EXERCISE AIM:
Your answer must consist solely of the number of lines that contain the word "délivré".

MATERIAL TO PROCESS:
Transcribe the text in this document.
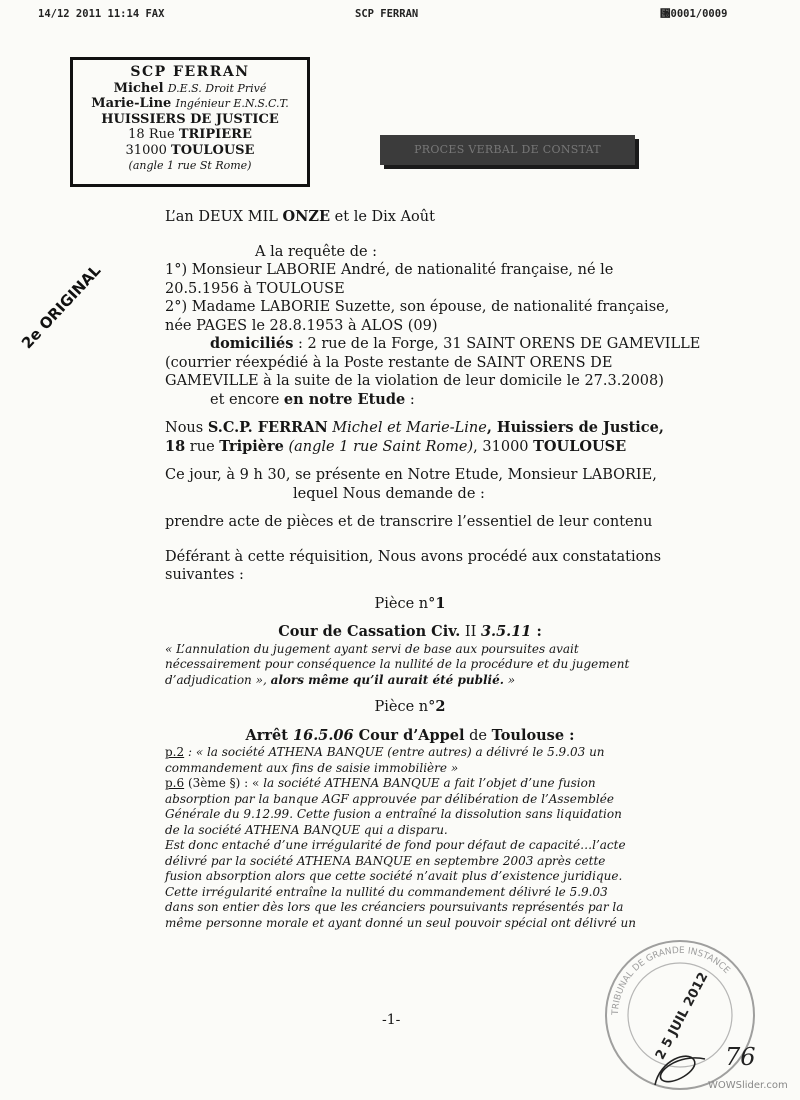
14/12 2011 11:14 FAX	SCP FERRAN	⑐0001/0009
SCP FERRAN
Michel D.E.S. Droit Privé
Marie-Line Ingénieur E.N.S.C.T.
HUISSIERS DE JUSTICE
18 Rue TRIPIERE
31000 TOULOUSE
(angle 1 rue St Rome)
PROCES VERBAL DE CONSTAT
2e ORIGINAL
L’an DEUX MIL ONZE et le Dix Août
A la requête de :
1°) Monsieur LABORIE André, de nationalité française, né le
20.5.1956 à TOULOUSE
2°) Madame LABORIE Suzette, son épouse, de nationalité française,
née PAGES le 28.8.1953 à ALOS (09)
domiciliés : 2 rue de la Forge, 31 SAINT ORENS DE GAMEVILLE
(courrier réexpédié à la Poste restante de SAINT ORENS DE
GAMEVILLE à la suite de la violation de leur domicile le 27.3.2008)
et encore en notre Etude :
Nous S.C.P. FERRAN Michel et Marie-Line, Huissiers de Justice,
18 rue Tripière (angle 1 rue Saint Rome), 31000 TOULOUSE
Ce jour, à 9 h 30, se présente en Notre Etude, Monsieur LABORIE,
lequel Nous demande de :
prendre acte de pièces et de transcrire l’essentiel de leur contenu
Déférant à cette réquisition, Nous avons procédé aux constatations
suivantes :
Pièce n°1
Cour de Cassation Civ. II 3.5.11 :
« L’annulation du jugement ayant servi de base aux poursuites avait
nécessairement pour conséquence la nullité de la procédure et du jugement
d’adjudication », alors même qu’il aurait été publié. »
Pièce n°2
Arrêt 16.5.06 Cour d’Appel de Toulouse :
p.2 : « la société ATHENA BANQUE (entre autres) a délivré le 5.9.03 un
commandement aux fins de saisie immobilière »
p.6 (3ème §) : « la société ATHENA BANQUE a fait l’objet d’une fusion
absorption par la banque AGF approuvée par délibération de l’Assemblée
Générale du 9.12.99. Cette fusion a entraîné la dissolution sans liquidation
de la société ATHENA BANQUE qui a disparu.
Est donc entaché d’une irrégularité de fond pour défaut de capacité…l’acte
délivré par la société ATHENA BANQUE en septembre 2003 après cette
fusion absorption alors que cette société n’avait plus d’existence juridique.
Cette irrégularité entraîne la nullité du commandement délivré le 5.9.03
dans son entier dès lors que les créanciers poursuivants représentés par la
même personne morale et ayant donné un seul pouvoir spécial ont délivré un
TRIBUNAL DE GRANDE INSTANCE
2 5 JUIL 2012
-1-
76
WOWSlider.com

FINISHED TASK:
4